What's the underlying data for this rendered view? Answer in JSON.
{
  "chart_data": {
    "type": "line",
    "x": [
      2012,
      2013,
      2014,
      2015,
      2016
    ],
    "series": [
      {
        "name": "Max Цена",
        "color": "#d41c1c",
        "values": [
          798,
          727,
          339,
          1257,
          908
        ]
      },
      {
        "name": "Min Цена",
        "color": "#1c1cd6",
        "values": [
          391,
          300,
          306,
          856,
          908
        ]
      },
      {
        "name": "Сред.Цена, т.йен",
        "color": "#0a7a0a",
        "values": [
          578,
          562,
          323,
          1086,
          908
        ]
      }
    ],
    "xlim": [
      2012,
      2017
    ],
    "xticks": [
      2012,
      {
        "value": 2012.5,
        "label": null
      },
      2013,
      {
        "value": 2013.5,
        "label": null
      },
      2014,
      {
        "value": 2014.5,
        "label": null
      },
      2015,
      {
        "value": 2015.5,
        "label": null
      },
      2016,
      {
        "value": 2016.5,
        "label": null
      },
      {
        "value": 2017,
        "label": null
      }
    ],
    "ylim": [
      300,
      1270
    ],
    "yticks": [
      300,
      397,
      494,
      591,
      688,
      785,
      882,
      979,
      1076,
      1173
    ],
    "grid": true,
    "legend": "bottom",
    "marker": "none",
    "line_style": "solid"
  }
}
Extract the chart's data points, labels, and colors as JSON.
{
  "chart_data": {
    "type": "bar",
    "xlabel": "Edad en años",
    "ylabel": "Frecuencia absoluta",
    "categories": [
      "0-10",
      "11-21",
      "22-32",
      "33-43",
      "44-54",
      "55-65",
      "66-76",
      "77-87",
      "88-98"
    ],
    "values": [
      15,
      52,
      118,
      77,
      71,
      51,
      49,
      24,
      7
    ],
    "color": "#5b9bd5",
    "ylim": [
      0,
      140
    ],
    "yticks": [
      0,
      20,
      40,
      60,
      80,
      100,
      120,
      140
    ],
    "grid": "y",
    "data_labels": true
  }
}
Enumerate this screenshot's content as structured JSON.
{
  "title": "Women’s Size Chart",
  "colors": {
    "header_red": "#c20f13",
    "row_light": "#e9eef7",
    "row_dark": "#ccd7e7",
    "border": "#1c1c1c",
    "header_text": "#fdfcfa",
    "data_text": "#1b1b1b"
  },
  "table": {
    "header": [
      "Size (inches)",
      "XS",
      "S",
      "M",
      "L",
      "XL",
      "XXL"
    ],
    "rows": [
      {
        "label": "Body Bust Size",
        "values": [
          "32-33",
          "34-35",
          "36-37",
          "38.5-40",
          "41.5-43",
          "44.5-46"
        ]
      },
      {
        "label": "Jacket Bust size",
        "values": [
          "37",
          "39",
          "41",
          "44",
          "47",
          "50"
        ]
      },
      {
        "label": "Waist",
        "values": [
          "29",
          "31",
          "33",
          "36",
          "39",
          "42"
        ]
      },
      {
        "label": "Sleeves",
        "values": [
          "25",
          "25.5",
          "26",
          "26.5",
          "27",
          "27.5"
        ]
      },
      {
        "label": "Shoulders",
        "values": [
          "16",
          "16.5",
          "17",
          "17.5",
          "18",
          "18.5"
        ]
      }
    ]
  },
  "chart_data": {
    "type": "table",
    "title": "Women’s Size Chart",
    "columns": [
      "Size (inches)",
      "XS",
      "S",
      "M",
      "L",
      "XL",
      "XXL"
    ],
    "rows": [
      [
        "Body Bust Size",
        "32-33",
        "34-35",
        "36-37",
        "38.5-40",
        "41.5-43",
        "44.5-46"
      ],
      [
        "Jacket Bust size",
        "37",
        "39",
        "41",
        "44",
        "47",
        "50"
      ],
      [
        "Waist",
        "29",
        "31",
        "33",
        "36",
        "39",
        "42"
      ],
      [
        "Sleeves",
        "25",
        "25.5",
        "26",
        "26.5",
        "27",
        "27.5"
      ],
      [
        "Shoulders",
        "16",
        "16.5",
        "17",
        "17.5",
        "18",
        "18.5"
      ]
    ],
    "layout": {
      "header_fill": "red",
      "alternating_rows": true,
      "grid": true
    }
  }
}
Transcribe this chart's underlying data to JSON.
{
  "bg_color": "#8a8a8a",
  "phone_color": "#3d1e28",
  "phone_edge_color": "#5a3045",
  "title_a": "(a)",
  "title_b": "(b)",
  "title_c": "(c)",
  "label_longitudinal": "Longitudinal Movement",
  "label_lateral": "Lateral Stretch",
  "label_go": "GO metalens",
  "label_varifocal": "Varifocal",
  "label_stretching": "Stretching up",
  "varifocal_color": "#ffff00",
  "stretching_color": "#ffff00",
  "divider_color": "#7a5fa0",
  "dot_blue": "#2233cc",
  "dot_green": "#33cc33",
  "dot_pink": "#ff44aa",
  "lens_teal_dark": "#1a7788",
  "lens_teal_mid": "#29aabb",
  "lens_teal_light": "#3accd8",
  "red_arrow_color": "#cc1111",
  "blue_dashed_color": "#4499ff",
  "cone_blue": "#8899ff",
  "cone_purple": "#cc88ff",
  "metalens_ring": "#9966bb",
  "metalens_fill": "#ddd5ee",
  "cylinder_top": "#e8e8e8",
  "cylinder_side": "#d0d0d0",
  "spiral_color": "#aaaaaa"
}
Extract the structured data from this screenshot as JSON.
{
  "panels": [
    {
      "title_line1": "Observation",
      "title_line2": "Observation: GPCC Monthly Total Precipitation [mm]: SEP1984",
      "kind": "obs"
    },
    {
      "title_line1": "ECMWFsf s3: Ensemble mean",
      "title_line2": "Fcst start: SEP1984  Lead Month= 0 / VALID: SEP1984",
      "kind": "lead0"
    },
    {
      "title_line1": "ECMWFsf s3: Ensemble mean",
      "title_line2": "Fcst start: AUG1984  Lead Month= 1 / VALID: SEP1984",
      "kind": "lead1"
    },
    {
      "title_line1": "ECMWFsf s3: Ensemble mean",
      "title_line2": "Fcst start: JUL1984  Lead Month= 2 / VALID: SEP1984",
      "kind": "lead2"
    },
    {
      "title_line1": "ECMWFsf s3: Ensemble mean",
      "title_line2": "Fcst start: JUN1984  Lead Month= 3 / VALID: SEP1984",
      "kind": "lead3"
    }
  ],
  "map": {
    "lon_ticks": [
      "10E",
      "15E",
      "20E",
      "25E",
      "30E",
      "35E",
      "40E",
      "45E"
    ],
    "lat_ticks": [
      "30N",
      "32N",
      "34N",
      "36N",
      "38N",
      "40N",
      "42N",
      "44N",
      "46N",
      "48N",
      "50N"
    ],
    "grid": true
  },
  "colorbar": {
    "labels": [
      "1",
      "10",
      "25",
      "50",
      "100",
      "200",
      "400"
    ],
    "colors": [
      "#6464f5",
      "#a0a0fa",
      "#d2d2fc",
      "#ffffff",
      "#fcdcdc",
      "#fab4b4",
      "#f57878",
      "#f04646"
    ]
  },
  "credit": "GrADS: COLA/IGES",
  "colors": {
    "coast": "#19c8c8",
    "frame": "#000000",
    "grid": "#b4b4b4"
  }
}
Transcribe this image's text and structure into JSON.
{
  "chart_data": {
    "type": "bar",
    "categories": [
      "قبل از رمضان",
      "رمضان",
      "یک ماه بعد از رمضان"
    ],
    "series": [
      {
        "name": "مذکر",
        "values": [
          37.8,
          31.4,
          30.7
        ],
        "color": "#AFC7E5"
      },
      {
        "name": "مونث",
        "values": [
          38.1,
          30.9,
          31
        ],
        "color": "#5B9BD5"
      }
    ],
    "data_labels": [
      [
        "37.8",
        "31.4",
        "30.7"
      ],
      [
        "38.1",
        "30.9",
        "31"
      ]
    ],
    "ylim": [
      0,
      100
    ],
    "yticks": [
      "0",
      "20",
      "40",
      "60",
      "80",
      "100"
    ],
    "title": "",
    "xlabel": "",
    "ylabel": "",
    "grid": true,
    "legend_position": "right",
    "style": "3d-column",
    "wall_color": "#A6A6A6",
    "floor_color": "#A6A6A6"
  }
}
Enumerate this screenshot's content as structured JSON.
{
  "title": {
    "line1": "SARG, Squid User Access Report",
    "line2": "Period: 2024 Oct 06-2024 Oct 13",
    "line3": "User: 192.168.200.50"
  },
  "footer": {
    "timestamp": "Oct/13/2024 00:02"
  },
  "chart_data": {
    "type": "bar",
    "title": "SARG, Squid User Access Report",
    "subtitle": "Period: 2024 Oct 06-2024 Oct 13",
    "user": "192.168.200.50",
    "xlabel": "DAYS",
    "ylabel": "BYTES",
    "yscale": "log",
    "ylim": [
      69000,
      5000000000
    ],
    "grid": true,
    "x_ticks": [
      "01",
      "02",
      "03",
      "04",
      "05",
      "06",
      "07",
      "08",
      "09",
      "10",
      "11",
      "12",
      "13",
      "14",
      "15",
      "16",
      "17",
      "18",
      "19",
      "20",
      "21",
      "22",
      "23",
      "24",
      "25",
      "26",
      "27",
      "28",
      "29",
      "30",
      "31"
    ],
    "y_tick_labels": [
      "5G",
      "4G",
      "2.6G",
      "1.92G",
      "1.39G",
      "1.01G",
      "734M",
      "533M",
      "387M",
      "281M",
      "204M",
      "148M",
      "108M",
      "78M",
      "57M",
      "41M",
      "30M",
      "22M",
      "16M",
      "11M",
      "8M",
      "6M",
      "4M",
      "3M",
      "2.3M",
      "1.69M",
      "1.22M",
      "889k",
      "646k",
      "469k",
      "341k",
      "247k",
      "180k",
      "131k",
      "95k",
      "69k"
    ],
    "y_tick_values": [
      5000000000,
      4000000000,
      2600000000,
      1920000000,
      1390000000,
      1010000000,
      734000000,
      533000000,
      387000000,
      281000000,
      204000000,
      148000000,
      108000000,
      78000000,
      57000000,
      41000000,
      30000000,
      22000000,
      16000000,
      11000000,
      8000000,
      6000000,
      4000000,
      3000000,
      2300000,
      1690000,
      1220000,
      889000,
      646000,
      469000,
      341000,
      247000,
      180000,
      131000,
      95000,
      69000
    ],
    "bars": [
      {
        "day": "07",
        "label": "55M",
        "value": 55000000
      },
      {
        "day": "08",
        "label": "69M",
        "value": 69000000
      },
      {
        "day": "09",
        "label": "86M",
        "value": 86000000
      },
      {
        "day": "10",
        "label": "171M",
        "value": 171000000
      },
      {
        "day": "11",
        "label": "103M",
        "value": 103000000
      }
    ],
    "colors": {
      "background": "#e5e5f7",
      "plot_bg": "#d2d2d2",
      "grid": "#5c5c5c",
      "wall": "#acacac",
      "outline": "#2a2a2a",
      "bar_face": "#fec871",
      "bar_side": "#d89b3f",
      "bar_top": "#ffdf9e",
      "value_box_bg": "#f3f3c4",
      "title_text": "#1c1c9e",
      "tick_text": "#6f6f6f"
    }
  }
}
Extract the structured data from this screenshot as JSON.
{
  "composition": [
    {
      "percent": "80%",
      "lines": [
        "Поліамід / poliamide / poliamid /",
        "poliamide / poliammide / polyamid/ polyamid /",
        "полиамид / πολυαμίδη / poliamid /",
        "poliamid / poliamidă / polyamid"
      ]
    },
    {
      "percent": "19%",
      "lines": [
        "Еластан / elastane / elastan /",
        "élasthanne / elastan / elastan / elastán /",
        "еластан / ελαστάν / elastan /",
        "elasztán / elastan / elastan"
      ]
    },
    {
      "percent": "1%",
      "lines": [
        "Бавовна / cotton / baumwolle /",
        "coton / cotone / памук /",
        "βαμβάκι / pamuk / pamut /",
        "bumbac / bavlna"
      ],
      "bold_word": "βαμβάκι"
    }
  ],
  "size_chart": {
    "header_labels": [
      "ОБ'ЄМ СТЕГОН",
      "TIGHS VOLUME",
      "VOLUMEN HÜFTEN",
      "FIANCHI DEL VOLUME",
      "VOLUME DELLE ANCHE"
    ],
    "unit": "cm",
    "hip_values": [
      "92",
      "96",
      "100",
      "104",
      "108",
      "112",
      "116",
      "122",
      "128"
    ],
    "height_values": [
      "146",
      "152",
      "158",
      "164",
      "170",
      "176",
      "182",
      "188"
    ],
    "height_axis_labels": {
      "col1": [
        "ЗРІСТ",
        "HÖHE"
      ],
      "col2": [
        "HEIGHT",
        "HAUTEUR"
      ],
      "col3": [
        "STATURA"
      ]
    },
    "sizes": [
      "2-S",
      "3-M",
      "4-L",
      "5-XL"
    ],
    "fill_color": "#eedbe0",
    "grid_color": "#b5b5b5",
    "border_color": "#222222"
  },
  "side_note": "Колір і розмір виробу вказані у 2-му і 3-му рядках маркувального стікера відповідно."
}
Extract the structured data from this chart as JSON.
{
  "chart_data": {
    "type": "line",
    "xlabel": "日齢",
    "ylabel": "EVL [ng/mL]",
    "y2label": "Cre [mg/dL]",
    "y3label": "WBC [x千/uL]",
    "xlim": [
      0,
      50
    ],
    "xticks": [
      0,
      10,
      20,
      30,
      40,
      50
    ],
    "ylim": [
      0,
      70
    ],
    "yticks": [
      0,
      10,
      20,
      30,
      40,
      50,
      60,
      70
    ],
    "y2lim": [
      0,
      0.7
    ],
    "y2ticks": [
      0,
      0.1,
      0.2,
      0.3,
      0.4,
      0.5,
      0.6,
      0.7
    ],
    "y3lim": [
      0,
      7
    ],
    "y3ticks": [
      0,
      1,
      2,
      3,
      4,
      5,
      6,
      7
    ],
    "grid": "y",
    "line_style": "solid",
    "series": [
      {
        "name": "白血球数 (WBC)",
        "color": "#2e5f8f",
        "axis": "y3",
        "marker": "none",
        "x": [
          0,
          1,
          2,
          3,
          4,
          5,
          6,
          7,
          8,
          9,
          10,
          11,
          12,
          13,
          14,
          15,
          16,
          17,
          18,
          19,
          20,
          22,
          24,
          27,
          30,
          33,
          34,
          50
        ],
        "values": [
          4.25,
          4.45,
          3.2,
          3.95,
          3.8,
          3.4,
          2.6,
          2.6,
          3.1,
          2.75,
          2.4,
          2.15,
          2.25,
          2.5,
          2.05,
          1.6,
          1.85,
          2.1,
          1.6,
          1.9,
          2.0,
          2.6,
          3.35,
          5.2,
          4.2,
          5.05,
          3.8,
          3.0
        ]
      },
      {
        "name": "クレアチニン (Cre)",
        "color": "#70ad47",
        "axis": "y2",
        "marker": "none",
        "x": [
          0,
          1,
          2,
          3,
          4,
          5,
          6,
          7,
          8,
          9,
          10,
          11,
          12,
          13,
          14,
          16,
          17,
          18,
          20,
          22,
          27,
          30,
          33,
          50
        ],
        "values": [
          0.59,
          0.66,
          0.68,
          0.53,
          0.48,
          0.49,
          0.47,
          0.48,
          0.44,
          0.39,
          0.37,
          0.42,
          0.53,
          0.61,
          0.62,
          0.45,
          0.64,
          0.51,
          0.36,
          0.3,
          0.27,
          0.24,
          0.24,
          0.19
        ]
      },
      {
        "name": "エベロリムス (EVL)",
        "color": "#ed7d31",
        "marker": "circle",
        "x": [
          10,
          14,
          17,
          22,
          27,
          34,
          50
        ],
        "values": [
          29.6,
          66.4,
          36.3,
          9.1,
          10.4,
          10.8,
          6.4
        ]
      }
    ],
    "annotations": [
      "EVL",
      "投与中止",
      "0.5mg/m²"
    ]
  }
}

# # # # #

Pull out every line in the data above that has the word "start".

- WRITTEN RESPONSE
      "title_line2": "Fcst start: SEP1984  Lead Month= 0 / VALID: SEP1984",
      "title_line2": "Fcst start: AUG1984  Lead Month= 1 / VALID: SEP1984",
      "title_line2": "Fcst start: JUL1984  Lead Month= 2 / VALID: SEP1984",
      "title_line2": "Fcst start: JUN1984  Lead Month= 3 / VALID: SEP1984",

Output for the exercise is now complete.